Entries from a visual dataset
———
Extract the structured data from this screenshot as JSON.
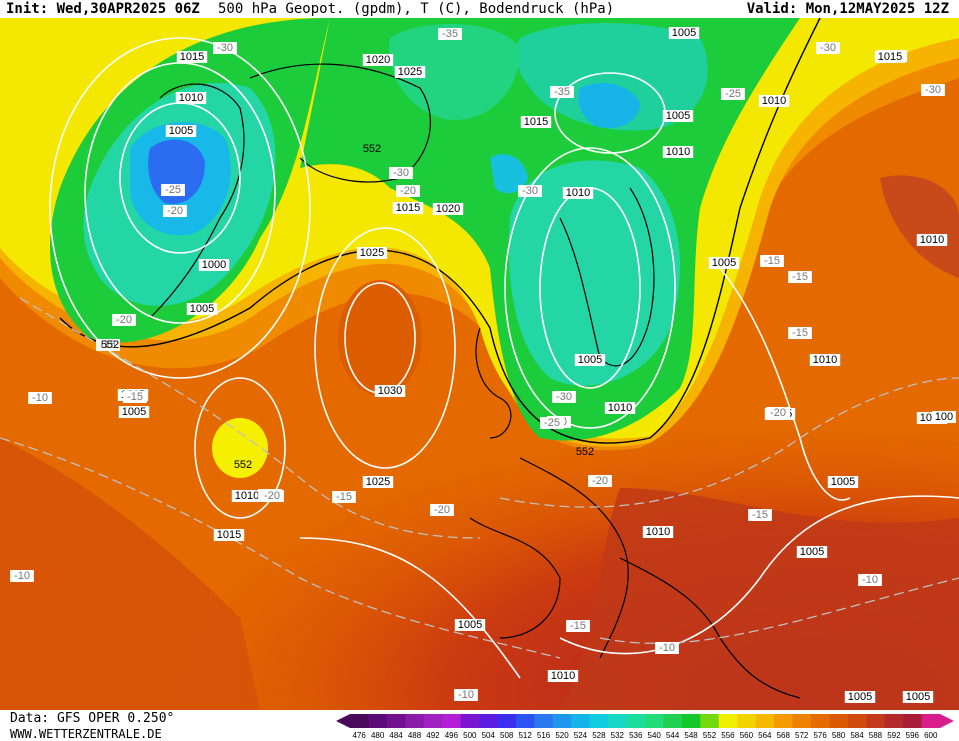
{
  "header": {
    "init": "Init: Wed,30APR2025 06Z",
    "title": "500 hPa Geopot. (gpdm), T (C), Bodendruck (hPa)",
    "valid": "Valid: Mon,12MAY2025 12Z"
  },
  "footer": {
    "data_source": "Data: GFS OPER 0.250°",
    "site": "WWW.WETTERZENTRALE.DE"
  },
  "legend": {
    "values": [
      "476",
      "480",
      "484",
      "488",
      "492",
      "496",
      "500",
      "504",
      "508",
      "512",
      "516",
      "520",
      "524",
      "528",
      "532",
      "536",
      "540",
      "544",
      "548",
      "552",
      "556",
      "560",
      "564",
      "568",
      "572",
      "576",
      "580",
      "584",
      "588",
      "592",
      "596",
      "600"
    ],
    "colors": [
      "#4a0a5a",
      "#5c0c78",
      "#72108e",
      "#8a1aa8",
      "#a020c0",
      "#b41ed6",
      "#7a16d0",
      "#5b1ee0",
      "#3c2ef0",
      "#2c54f4",
      "#2a78f0",
      "#1e96ec",
      "#14b4e8",
      "#10cce0",
      "#16d8c4",
      "#1cdca0",
      "#22dc7a",
      "#20d050",
      "#14c82c",
      "#74d80e",
      "#f0f000",
      "#f4d400",
      "#f6b800",
      "#f49a00",
      "#ee8200",
      "#e66c00",
      "#dc5a00",
      "#d04a0c",
      "#c43a1c",
      "#b42a2a",
      "#a81e3a",
      "#d81e8c"
    ]
  },
  "map": {
    "isobar_labels": [
      "1015",
      "1010",
      "1005",
      "1000",
      "1005",
      "1020",
      "1025",
      "1015",
      "1020",
      "1025",
      "1030",
      "1025",
      "1010",
      "1015",
      "1005",
      "1005",
      "1010",
      "1015",
      "1010",
      "1010",
      "1005",
      "1005",
      "1010",
      "1005",
      "1005",
      "1010",
      "1005",
      "1005",
      "1010",
      "1010",
      "1005",
      "1005",
      "1005",
      "1005",
      "1015",
      "1010",
      "1015",
      "1010",
      "100"
    ],
    "temp_labels": [
      "-30",
      "-35",
      "-35",
      "-30",
      "-30",
      "-25",
      "-20",
      "-20",
      "-15",
      "-10",
      "-15",
      "-20",
      "-20",
      "-30",
      "-30",
      "-25",
      "-25",
      "-30",
      "-30",
      "-15",
      "-15",
      "-15",
      "-20",
      "-20",
      "-15",
      "-20",
      "-10",
      "-15",
      "-10",
      "-10",
      "-15",
      "-10",
      "-20"
    ],
    "height_labels": [
      "552",
      "552",
      "552",
      "552"
    ]
  }
}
———
§ Work to do
Quote the data exactly, leaving every image out of the copy.

§ Task response
Extract the structured data from this screenshot as JSON.
{
  "header": {
    "init": "Init: Wed,30APR2025 06Z",
    "title": "500 hPa Geopot. (gpdm), T (C), Bodendruck (hPa)",
    "valid": "Valid: Mon,12MAY2025 12Z"
  },
  "footer": {
    "data_source": "Data: GFS OPER 0.250°",
    "site": "WWW.WETTERZENTRALE.DE"
  },
  "legend": {
    "values": [
      "476",
      "480",
      "484",
      "488",
      "492",
      "496",
      "500",
      "504",
      "508",
      "512",
      "516",
      "520",
      "524",
      "528",
      "532",
      "536",
      "540",
      "544",
      "548",
      "552",
      "556",
      "560",
      "564",
      "568",
      "572",
      "576",
      "580",
      "584",
      "588",
      "592",
      "596",
      "600"
    ],
    "colors": [
      "#4a0a5a",
      "#5c0c78",
      "#72108e",
      "#8a1aa8",
      "#a020c0",
      "#b41ed6",
      "#7a16d0",
      "#5b1ee0",
      "#3c2ef0",
      "#2c54f4",
      "#2a78f0",
      "#1e96ec",
      "#14b4e8",
      "#10cce0",
      "#16d8c4",
      "#1cdca0",
      "#22dc7a",
      "#20d050",
      "#14c82c",
      "#74d80e",
      "#f0f000",
      "#f4d400",
      "#f6b800",
      "#f49a00",
      "#ee8200",
      "#e66c00",
      "#dc5a00",
      "#d04a0c",
      "#c43a1c",
      "#b42a2a",
      "#a81e3a",
      "#d81e8c"
    ]
  },
  "map": {
    "isobar_labels": [
      "1015",
      "1010",
      "1005",
      "1000",
      "1005",
      "1020",
      "1025",
      "1015",
      "1020",
      "1025",
      "1030",
      "1025",
      "1010",
      "1015",
      "1005",
      "1005",
      "1010",
      "1015",
      "1010",
      "1010",
      "1005",
      "1005",
      "1010",
      "1005",
      "1005",
      "1010",
      "1005",
      "1005",
      "1010",
      "1010",
      "1005",
      "1005",
      "1005",
      "1005",
      "1015",
      "1010",
      "1015",
      "1010",
      "100"
    ],
    "temp_labels": [
      "-30",
      "-35",
      "-35",
      "-30",
      "-30",
      "-25",
      "-20",
      "-20",
      "-15",
      "-10",
      "-15",
      "-20",
      "-20",
      "-30",
      "-30",
      "-25",
      "-25",
      "-30",
      "-30",
      "-15",
      "-15",
      "-15",
      "-20",
      "-20",
      "-15",
      "-20",
      "-10",
      "-15",
      "-10",
      "-10",
      "-15",
      "-10",
      "-20"
    ],
    "height_labels": [
      "552",
      "552",
      "552",
      "552"
    ]
  }
}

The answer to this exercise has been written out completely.